◆ What to work on
Your task is to copy each line of the records that includes the string "text".

[Dataset rows for document pages]
────────

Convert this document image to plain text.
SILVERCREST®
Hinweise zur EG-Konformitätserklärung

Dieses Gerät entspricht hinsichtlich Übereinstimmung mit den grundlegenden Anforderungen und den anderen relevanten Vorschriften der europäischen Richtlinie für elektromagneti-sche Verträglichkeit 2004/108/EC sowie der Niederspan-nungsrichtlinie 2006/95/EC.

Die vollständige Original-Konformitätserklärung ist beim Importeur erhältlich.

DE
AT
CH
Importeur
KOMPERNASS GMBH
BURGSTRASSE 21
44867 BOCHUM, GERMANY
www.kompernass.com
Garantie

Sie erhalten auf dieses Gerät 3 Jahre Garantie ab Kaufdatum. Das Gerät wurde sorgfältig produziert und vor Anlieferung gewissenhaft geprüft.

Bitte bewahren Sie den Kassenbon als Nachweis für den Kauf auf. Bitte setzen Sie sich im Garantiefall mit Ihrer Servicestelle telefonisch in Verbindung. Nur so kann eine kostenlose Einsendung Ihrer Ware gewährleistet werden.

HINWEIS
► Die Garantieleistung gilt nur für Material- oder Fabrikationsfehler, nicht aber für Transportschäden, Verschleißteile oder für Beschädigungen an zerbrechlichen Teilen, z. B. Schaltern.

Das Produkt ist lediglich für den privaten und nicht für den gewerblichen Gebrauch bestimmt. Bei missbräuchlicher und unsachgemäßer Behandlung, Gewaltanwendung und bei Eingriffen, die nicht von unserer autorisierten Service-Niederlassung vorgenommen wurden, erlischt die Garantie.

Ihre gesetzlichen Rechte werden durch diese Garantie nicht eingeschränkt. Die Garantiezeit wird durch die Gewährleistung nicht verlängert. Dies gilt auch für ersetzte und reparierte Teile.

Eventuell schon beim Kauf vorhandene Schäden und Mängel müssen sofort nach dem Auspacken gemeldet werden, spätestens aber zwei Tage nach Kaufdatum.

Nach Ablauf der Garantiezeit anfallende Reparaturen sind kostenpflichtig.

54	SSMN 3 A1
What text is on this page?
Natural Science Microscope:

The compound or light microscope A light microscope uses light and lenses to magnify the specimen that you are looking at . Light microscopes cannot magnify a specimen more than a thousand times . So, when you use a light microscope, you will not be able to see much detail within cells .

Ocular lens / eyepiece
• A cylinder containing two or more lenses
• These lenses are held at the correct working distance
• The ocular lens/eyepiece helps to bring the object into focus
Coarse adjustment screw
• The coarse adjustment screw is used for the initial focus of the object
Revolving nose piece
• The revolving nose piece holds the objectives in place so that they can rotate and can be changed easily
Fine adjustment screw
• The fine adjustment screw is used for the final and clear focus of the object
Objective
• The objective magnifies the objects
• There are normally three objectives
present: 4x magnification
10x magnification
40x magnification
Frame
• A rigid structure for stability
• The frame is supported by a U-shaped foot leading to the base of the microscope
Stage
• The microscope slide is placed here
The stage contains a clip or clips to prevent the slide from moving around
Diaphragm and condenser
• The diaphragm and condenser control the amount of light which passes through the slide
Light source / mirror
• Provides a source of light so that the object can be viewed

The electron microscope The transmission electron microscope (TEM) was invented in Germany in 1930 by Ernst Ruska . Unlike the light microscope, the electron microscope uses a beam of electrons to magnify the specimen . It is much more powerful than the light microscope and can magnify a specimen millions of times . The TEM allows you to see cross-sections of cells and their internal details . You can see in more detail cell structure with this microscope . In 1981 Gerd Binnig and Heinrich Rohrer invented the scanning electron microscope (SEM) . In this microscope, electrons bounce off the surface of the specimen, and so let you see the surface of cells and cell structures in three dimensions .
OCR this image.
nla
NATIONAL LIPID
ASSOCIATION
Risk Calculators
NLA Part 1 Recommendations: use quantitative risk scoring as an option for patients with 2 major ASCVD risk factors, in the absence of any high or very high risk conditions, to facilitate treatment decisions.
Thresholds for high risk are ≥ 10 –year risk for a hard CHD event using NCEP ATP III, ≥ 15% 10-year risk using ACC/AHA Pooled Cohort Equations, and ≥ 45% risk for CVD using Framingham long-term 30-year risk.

────────

◆ Solution to this task
Convert this document image to plain text.
What text is on this page?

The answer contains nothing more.